▶ _TASK_
Find out how many lines of the material contain the string "газораспределительных" and give only that figure.

>> START DATA EXTRACT

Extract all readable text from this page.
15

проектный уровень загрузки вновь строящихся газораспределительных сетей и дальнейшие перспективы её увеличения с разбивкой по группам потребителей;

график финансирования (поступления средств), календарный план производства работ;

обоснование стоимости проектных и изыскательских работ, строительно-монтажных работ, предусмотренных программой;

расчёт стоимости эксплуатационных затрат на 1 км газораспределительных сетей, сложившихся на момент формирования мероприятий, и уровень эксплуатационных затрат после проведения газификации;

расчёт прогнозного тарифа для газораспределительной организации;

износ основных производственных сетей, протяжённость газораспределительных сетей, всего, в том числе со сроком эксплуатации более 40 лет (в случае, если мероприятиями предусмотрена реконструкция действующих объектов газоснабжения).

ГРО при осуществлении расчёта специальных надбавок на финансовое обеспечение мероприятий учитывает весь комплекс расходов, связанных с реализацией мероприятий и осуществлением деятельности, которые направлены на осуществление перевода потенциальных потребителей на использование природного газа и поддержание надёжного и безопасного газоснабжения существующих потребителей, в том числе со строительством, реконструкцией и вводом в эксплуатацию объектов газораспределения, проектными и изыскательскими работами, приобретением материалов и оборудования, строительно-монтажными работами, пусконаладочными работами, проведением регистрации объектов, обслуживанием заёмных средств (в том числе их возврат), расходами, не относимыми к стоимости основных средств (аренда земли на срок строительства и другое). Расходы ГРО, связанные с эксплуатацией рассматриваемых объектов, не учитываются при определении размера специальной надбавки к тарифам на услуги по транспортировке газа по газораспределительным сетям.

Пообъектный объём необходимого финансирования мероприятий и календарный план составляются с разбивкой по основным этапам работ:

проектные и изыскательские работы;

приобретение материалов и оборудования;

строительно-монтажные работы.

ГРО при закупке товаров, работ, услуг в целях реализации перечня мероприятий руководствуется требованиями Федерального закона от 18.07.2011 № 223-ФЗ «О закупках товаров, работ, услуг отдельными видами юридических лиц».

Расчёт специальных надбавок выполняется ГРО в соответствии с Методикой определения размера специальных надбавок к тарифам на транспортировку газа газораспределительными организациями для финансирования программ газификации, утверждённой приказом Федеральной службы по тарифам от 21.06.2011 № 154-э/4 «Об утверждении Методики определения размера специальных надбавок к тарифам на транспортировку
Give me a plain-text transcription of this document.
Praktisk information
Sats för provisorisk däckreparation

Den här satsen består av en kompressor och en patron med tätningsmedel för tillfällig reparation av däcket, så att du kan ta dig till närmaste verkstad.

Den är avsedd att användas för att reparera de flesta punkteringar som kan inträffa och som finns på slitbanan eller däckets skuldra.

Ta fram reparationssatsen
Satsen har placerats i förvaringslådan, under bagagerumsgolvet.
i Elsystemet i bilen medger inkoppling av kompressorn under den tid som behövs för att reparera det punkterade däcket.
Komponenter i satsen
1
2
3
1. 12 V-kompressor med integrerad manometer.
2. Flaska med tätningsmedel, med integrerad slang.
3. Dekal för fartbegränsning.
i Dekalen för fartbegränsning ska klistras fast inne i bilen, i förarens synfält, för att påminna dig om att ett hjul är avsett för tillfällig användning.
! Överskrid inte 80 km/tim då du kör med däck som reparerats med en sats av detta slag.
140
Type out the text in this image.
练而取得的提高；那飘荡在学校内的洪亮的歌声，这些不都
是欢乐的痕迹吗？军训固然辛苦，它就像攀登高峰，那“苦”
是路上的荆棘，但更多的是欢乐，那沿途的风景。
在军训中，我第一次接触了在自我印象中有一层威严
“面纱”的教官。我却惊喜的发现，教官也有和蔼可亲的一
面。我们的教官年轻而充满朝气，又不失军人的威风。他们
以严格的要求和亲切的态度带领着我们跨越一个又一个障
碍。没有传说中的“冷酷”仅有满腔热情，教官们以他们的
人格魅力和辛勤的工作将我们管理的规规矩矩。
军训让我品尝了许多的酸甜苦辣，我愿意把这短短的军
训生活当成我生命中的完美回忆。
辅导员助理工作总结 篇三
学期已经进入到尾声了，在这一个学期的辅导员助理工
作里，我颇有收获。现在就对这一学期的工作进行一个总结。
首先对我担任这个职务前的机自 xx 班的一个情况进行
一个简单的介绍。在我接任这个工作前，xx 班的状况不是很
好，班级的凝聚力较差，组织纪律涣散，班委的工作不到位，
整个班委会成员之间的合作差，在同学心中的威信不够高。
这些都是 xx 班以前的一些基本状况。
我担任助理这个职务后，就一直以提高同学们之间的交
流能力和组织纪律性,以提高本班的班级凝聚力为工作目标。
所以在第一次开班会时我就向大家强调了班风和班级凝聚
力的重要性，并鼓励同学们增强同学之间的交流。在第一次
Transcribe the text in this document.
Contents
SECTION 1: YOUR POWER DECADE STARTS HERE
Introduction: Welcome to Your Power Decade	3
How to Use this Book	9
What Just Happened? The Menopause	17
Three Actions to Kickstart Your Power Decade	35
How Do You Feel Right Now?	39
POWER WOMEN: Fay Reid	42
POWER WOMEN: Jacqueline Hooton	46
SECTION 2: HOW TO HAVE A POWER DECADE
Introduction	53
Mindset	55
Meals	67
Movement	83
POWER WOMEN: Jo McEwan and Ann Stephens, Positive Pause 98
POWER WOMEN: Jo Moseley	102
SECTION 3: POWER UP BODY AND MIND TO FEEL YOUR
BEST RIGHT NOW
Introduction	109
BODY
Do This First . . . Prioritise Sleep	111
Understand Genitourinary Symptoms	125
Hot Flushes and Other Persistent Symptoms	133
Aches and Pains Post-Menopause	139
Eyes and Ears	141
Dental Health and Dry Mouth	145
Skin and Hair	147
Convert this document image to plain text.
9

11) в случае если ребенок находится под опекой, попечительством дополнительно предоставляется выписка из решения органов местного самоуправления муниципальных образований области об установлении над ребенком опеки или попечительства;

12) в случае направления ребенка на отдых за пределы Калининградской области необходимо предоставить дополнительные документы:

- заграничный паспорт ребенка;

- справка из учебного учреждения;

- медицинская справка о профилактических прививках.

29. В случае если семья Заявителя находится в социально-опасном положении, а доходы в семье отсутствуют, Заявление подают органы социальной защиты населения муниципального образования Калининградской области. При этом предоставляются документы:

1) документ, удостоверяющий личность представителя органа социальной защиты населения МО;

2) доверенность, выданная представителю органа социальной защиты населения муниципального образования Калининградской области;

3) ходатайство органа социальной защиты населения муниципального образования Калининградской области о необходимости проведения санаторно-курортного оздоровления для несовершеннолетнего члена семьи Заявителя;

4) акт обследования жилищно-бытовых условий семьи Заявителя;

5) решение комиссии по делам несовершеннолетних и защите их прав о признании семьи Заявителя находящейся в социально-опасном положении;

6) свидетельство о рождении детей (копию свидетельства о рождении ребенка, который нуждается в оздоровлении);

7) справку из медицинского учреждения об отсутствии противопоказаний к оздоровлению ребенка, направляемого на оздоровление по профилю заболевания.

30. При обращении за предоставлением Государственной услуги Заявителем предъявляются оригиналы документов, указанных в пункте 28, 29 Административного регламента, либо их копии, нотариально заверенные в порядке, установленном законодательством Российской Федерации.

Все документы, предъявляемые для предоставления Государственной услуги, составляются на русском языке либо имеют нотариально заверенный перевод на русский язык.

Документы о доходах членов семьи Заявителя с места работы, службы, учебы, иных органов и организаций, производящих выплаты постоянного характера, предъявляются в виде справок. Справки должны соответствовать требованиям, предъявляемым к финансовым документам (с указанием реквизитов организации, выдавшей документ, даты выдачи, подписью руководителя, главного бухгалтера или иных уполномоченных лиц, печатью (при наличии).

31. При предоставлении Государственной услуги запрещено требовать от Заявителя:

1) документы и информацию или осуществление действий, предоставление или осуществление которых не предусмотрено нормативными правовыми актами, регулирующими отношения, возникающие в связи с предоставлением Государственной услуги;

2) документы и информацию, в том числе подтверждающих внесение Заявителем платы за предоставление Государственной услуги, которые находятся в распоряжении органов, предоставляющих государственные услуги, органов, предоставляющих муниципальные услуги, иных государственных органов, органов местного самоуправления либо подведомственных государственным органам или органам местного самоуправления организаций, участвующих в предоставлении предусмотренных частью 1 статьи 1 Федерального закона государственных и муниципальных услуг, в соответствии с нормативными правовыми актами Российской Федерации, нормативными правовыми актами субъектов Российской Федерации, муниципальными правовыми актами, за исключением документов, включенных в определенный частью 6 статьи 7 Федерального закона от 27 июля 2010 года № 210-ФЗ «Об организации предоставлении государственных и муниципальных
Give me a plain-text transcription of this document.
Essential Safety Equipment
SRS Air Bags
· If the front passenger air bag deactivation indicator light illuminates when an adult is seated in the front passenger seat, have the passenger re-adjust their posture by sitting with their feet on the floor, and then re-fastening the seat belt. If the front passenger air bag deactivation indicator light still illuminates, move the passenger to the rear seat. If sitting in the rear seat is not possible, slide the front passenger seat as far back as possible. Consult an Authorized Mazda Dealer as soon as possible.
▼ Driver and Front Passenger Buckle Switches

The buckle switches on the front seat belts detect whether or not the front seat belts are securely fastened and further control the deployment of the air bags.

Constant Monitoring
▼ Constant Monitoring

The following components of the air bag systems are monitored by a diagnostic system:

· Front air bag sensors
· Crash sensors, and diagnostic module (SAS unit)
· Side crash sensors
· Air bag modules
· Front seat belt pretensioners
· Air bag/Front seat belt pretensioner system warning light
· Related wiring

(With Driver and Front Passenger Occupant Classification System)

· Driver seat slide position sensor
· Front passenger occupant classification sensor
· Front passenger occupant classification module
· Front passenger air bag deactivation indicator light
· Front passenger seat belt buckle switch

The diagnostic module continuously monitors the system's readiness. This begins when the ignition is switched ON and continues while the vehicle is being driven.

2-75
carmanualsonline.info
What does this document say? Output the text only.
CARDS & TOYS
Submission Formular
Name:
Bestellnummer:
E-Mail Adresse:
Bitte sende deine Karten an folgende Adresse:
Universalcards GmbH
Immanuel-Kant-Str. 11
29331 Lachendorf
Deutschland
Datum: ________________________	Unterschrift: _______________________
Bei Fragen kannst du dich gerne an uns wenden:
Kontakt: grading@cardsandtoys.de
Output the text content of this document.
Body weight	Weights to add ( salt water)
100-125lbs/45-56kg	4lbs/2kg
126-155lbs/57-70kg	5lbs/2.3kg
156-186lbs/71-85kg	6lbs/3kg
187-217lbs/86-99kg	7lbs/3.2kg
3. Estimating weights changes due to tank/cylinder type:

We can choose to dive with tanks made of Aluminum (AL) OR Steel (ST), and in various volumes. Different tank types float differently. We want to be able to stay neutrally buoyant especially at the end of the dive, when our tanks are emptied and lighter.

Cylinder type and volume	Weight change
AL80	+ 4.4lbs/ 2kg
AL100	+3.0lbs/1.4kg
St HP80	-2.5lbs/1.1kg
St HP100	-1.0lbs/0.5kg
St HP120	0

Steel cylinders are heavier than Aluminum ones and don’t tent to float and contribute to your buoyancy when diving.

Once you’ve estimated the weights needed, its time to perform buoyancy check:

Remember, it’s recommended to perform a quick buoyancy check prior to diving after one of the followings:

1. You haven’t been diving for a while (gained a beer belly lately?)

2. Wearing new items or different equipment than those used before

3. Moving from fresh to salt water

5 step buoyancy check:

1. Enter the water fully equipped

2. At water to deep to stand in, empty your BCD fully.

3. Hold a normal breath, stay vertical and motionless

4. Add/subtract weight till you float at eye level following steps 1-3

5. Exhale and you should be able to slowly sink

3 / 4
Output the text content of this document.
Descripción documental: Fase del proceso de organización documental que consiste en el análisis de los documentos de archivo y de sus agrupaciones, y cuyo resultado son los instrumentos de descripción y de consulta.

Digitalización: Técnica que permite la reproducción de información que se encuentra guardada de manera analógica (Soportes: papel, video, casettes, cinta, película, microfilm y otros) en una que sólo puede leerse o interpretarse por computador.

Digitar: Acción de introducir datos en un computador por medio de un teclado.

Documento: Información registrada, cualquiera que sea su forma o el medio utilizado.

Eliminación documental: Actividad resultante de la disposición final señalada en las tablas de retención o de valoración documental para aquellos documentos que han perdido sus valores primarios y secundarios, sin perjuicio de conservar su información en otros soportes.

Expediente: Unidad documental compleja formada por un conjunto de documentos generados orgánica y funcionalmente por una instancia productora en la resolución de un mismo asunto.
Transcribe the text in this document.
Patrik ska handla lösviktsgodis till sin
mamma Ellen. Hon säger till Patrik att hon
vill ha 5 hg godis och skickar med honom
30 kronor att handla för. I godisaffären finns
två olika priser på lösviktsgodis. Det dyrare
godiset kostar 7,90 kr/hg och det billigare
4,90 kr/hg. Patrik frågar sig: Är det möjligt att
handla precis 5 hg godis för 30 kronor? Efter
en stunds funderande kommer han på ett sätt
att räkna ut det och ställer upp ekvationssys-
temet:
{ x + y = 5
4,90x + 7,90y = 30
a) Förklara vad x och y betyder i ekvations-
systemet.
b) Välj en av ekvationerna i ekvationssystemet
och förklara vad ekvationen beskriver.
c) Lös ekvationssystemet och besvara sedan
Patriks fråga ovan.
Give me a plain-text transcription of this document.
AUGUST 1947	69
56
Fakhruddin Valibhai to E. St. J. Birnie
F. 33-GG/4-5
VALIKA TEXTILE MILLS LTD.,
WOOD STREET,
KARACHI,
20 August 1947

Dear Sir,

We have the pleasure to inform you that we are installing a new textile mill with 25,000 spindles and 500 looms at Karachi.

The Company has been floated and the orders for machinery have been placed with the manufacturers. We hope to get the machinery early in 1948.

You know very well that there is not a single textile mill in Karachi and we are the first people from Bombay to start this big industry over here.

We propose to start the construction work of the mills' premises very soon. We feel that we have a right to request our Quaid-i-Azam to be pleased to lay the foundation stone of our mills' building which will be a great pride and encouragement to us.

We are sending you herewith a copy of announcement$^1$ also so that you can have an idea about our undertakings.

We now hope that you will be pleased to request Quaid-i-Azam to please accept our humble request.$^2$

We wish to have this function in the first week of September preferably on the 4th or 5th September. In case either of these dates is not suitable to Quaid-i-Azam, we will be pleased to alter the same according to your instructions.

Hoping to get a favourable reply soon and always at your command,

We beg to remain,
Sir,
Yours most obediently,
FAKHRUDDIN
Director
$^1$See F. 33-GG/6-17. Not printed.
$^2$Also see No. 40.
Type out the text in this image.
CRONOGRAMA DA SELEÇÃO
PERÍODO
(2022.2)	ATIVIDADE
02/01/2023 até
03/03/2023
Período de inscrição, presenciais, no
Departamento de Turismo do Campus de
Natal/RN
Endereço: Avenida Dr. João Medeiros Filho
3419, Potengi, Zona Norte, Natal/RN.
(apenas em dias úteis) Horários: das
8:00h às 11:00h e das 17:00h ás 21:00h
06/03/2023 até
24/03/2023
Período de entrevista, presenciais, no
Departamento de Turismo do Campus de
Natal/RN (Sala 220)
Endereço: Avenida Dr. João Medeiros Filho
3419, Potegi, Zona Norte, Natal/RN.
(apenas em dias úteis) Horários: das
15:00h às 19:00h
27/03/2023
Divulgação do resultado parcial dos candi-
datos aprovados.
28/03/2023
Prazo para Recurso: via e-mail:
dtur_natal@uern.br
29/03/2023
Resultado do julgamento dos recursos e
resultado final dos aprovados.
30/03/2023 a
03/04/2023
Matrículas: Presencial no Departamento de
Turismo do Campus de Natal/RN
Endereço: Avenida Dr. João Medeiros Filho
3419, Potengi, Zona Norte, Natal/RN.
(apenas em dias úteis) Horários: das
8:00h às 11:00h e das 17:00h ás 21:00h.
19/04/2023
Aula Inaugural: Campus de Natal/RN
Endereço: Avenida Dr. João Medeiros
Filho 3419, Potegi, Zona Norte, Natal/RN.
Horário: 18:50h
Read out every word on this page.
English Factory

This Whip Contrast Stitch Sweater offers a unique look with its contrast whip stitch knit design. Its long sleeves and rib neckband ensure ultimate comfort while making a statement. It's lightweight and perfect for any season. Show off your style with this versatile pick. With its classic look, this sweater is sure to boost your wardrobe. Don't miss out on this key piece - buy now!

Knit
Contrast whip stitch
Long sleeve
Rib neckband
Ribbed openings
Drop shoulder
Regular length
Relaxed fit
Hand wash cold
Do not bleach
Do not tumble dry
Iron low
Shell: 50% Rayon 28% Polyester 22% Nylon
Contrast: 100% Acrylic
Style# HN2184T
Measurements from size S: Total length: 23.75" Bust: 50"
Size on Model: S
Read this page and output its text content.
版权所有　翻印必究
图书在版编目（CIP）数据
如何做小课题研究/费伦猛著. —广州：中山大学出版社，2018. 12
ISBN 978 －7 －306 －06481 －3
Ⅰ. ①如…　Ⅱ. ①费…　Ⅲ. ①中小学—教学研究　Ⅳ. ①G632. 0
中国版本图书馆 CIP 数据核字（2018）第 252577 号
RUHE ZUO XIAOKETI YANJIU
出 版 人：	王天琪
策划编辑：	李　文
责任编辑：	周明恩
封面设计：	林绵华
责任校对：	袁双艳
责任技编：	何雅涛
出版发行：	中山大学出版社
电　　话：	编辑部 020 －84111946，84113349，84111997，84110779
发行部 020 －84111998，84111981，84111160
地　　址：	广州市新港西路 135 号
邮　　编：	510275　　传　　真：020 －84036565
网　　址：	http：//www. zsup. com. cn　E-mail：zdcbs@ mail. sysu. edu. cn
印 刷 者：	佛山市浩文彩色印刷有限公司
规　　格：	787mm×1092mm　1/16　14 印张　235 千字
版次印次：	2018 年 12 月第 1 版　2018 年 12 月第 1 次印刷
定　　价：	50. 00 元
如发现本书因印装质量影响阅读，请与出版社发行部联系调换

>> END DATA EXTRACT

▶ _FULL RESPONSE_
3